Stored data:
>>>>
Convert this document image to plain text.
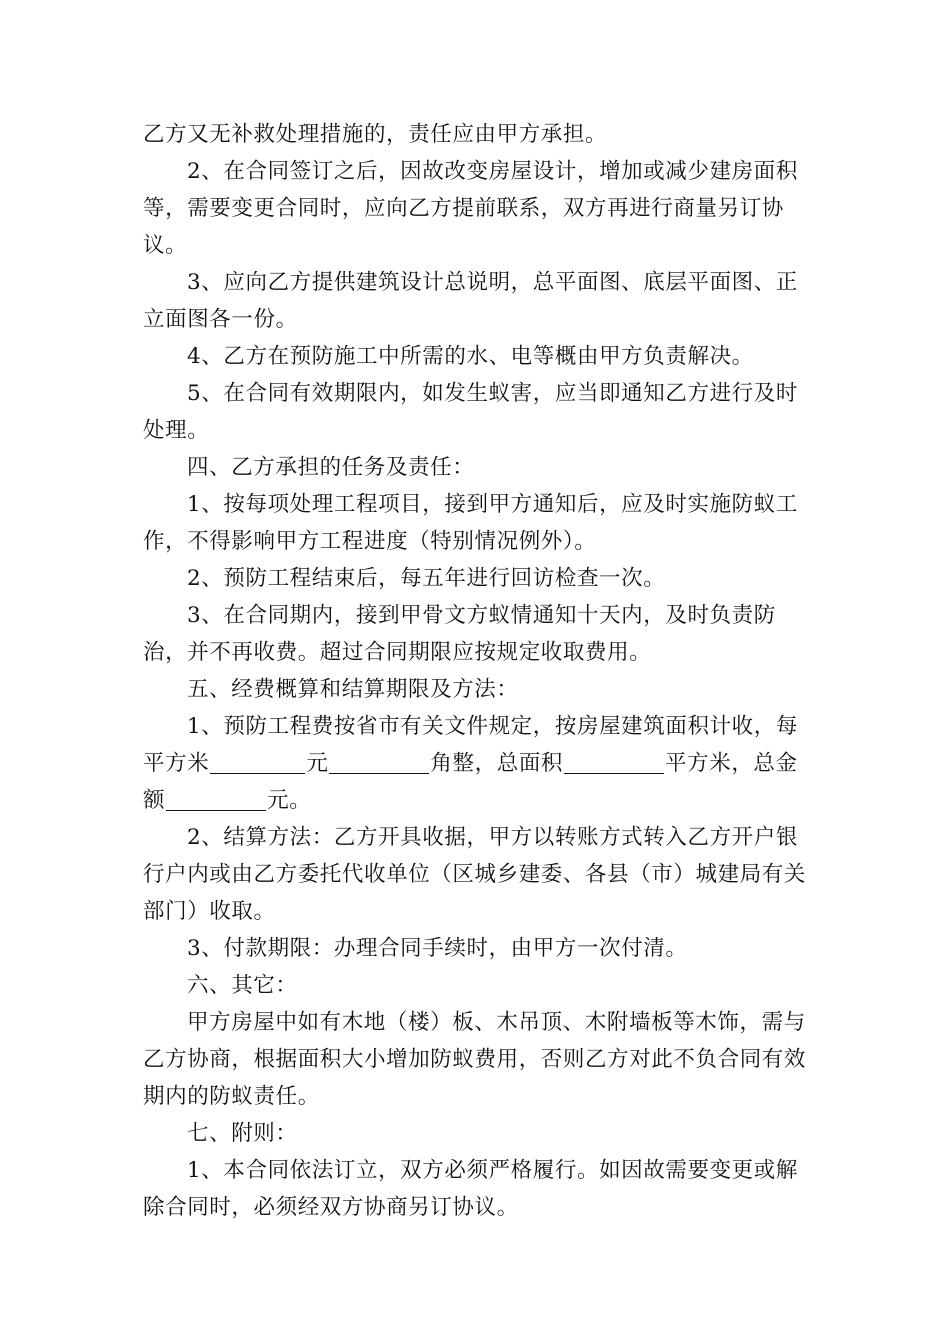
乙方又无补救处理措施的，责任应由甲方承担。

2、在合同签订之后，因故改变房屋设计，增加或减少建房面积等，需要变更合同时，应向乙方提前联系，双方再进行商量另订协议。

3、应向乙方提供建筑设计总说明，总平面图、底层平面图、正立面图各一份。

4、乙方在预防施工中所需的水、电等概由甲方负责解决。

5、在合同有效期限内，如发生蚁害，应当即通知乙方进行及时处理。

四、乙方承担的任务及责任：

1、按每项处理工程项目，接到甲方通知后，应及时实施防蚁工作，不得影响甲方工程进度（特别情况例外）。

2、预防工程结束后，每五年进行回访检查一次。

3、在合同期内，接到甲骨文方蚁情通知十天内，及时负责防治，并不再收费。超过合同期限应按规定收取费用。

五、经费概算和结算期限及方法：

1、预防工程费按省市有关文件规定，按房屋建筑面积计收，每
平方米	元	角整，总面积	平方米，总金
额	元。

2、结算方法：乙方开具收据，甲方以转账方式转入乙方开户银行户内或由乙方委托代收单位（区城乡建委、各县（市）城建局有关部门）收取。

3、付款期限：办理合同手续时，由甲方一次付清。

六、其它：

甲方房屋中如有木地（楼）板、木吊顶、木附墙板等木饰，需与乙方协商，根据面积大小增加防蚁费用，否则乙方对此不负合同有效期内的防蚁责任。

七、附则：

1、本合同依法订立，双方必须严格履行。如因故需要变更或解除合同时，必须经双方协商另订协议。
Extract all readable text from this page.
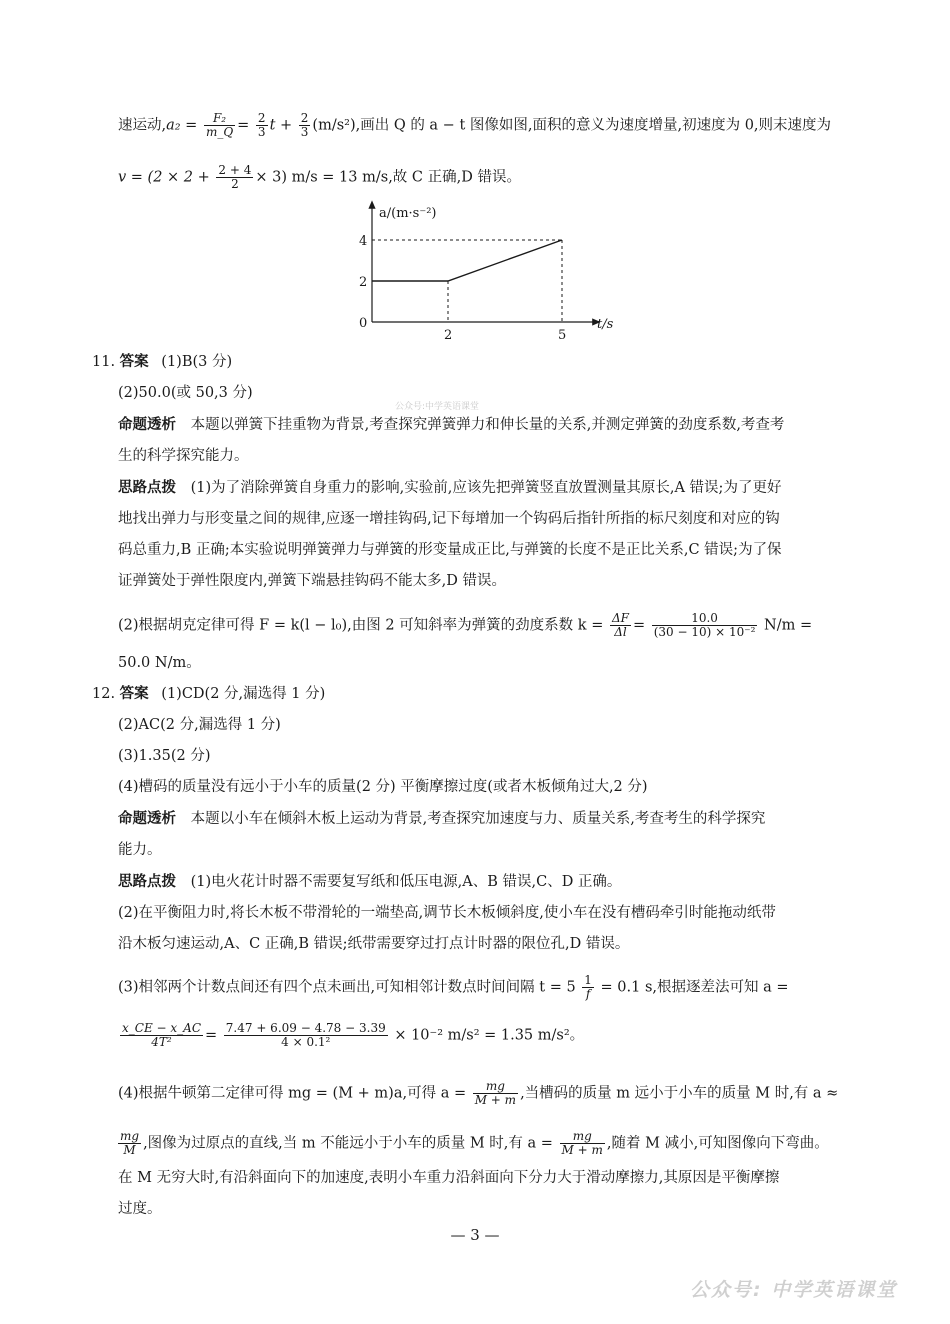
速运动$,a_2 = \frac{\text{F₂}}{m\_Q} = \frac{2}{3}$ $t + \frac{2}{3} (m/s^2)$,画出 Q 的 a − t 图像如图,面积的意义为速度增量,初速度为 0,则末速度为
$v = (2 \times 2 + \frac{2 + 4}{2} \times 3)$ m/s = 13 m/s,故 C 正确,D 错误。
a/(m·s⁻²)
t/s
0
2	5
2
4
11. 答案 (1)B(3 分)
(2)50.0(或 50,3 分)
公众号:中学英语课堂
命题透析 本题以弹簧下挂重物为背景,考查探究弹簧弹力和伸长量的关系,并测定弹簧的劲度系数,考查考
生的科学探究能力。
思路点拨 (1)为了消除弹簧自身重力的影响,实验前,应该先把弹簧竖直放置测量其原长,A 错误;为了更好
地找出弹力与形变量之间的规律,应逐一增挂钩码,记下每增加一个钩码后指针所指的标尺刻度和对应的钩
码总重力,B 正确;本实验说明弹簧弹力与弹簧的形变量成正比,与弹簧的长度不是正比关系,C 错误;为了保
证弹簧处于弹性限度内,弹簧下端悬挂钩码不能太多,D 错误。
(2)根据胡克定律可得 F = k(l − l₀),由图 2 可知斜率为弹簧的劲度系数 $k = \frac{\Delta F}{\Delta l} = \frac{10.0}{\text{(30 − 10) × 10⁻²}} N/m$ =
50.0 N/m。
12. 答案 (1)CD(2 分,漏选得 1 分)
(2)AC(2 分,漏选得 1 分)
(3)1.35(2 分)
(4)槽码的质量没有远小于小车的质量(2 分) 平衡摩擦过度(或者木板倾角过大,2 分)
命题透析 本题以小车在倾斜木板上运动为背景,考查探究加速度与力、质量关系,考查考生的科学探究
能力。
思路点拨 (1)电火花计时器不需要复写纸和低压电源,A、B 错误,C、D 正确。
(2)在平衡阻力时,将长木板不带滑轮的一端垫高,调节长木板倾斜度,使小车在没有槽码牵引时能拖动纸带
沿木板匀速运动,A、C 正确,B 错误;纸带需要穿过打点计时器的限位孔,D 错误。
(3)相邻两个计数点间还有四个点未画出,可知相邻计数点时间间隔 $t = 5 \frac{1}{f} = 0.1$ s,根据逐差法可知 a =
$\frac{x\_CE - x\_AC}{\text{4T²}} = \frac{7.47 + 6.09 - 4.78 - 3.39}{\text{4 × 0.1²}} \times 10^{-2}$ m/s² = 1.35 m/s²。
(4)根据牛顿第二定律可得 mg = (M + m)a,可得 $a = \frac{mg}{M + m}$ ,当槽码的质量 m 远小于小车的质量 M 时,有 a ≈
$\frac{mg}{M}$ ,图像为过原点的直线,当 m 不能远小于小车的质量 M 时,有 $a = \frac{mg}{M + m}$ ,随着 M 减小,可知图像向下弯曲。
在 M 无穷大时,有沿斜面向下的加速度,表明小车重力沿斜面向下分力大于滑动摩擦力,其原因是平衡摩擦
过度。
— 3 —
公众号: 中学英语课堂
<<<<
EXERCISE:
Apart from the pictures, the entries above are to be repeated in full and exactly.

COMPLETED EXERCISE:
Convert this document image to plain text.
乙方又无补救处理措施的，责任应由甲方承担。

2、在合同签订之后，因故改变房屋设计，增加或减少建房面积等，需要变更合同时，应向乙方提前联系，双方再进行商量另订协议。

3、应向乙方提供建筑设计总说明，总平面图、底层平面图、正立面图各一份。

4、乙方在预防施工中所需的水、电等概由甲方负责解决。

5、在合同有效期限内，如发生蚁害，应当即通知乙方进行及时处理。

四、乙方承担的任务及责任：

1、按每项处理工程项目，接到甲方通知后，应及时实施防蚁工作，不得影响甲方工程进度（特别情况例外）。

2、预防工程结束后，每五年进行回访检查一次。

3、在合同期内，接到甲骨文方蚁情通知十天内，及时负责防治，并不再收费。超过合同期限应按规定收取费用。

五、经费概算和结算期限及方法：

1、预防工程费按省市有关文件规定，按房屋建筑面积计收，每
平方米	元	角整，总面积	平方米，总金
额	元。

2、结算方法：乙方开具收据，甲方以转账方式转入乙方开户银行户内或由乙方委托代收单位（区城乡建委、各县（市）城建局有关部门）收取。

3、付款期限：办理合同手续时，由甲方一次付清。

六、其它：

甲方房屋中如有木地（楼）板、木吊顶、木附墙板等木饰，需与乙方协商，根据面积大小增加防蚁费用，否则乙方对此不负合同有效期内的防蚁责任。

七、附则：

1、本合同依法订立，双方必须严格履行。如因故需要变更或解除合同时，必须经双方协商另订协议。
Extract all readable text from this page.
速运动$,a_2 = \frac{\text{F₂}}{m\_Q} = \frac{2}{3}$ $t + \frac{2}{3} (m/s^2)$,画出 Q 的 a − t 图像如图,面积的意义为速度增量,初速度为 0,则末速度为
$v = (2 \times 2 + \frac{2 + 4}{2} \times 3)$ m/s = 13 m/s,故 C 正确,D 错误。
a/(m·s⁻²)
t/s
0
2	5
2
4
11. 答案 (1)B(3 分)
(2)50.0(或 50,3 分)
公众号:中学英语课堂
命题透析 本题以弹簧下挂重物为背景,考查探究弹簧弹力和伸长量的关系,并测定弹簧的劲度系数,考查考
生的科学探究能力。
思路点拨 (1)为了消除弹簧自身重力的影响,实验前,应该先把弹簧竖直放置测量其原长,A 错误;为了更好
地找出弹力与形变量之间的规律,应逐一增挂钩码,记下每增加一个钩码后指针所指的标尺刻度和对应的钩
码总重力,B 正确;本实验说明弹簧弹力与弹簧的形变量成正比,与弹簧的长度不是正比关系,C 错误;为了保
证弹簧处于弹性限度内,弹簧下端悬挂钩码不能太多,D 错误。
(2)根据胡克定律可得 F = k(l − l₀),由图 2 可知斜率为弹簧的劲度系数 $k = \frac{\Delta F}{\Delta l} = \frac{10.0}{\text{(30 − 10) × 10⁻²}} N/m$ =
50.0 N/m。
12. 答案 (1)CD(2 分,漏选得 1 分)
(2)AC(2 分,漏选得 1 分)
(3)1.35(2 分)
(4)槽码的质量没有远小于小车的质量(2 分) 平衡摩擦过度(或者木板倾角过大,2 分)
命题透析 本题以小车在倾斜木板上运动为背景,考查探究加速度与力、质量关系,考查考生的科学探究
能力。
思路点拨 (1)电火花计时器不需要复写纸和低压电源,A、B 错误,C、D 正确。
(2)在平衡阻力时,将长木板不带滑轮的一端垫高,调节长木板倾斜度,使小车在没有槽码牵引时能拖动纸带
沿木板匀速运动,A、C 正确,B 错误;纸带需要穿过打点计时器的限位孔,D 错误。
(3)相邻两个计数点间还有四个点未画出,可知相邻计数点时间间隔 $t = 5 \frac{1}{f} = 0.1$ s,根据逐差法可知 a =
$\frac{x\_CE - x\_AC}{\text{4T²}} = \frac{7.47 + 6.09 - 4.78 - 3.39}{\text{4 × 0.1²}} \times 10^{-2}$ m/s² = 1.35 m/s²。
(4)根据牛顿第二定律可得 mg = (M + m)a,可得 $a = \frac{mg}{M + m}$ ,当槽码的质量 m 远小于小车的质量 M 时,有 a ≈
$\frac{mg}{M}$ ,图像为过原点的直线,当 m 不能远小于小车的质量 M 时,有 $a = \frac{mg}{M + m}$ ,随着 M 减小,可知图像向下弯曲。
在 M 无穷大时,有沿斜面向下的加速度,表明小车重力沿斜面向下分力大于滑动摩擦力,其原因是平衡摩擦
过度。
— 3 —
公众号: 中学英语课堂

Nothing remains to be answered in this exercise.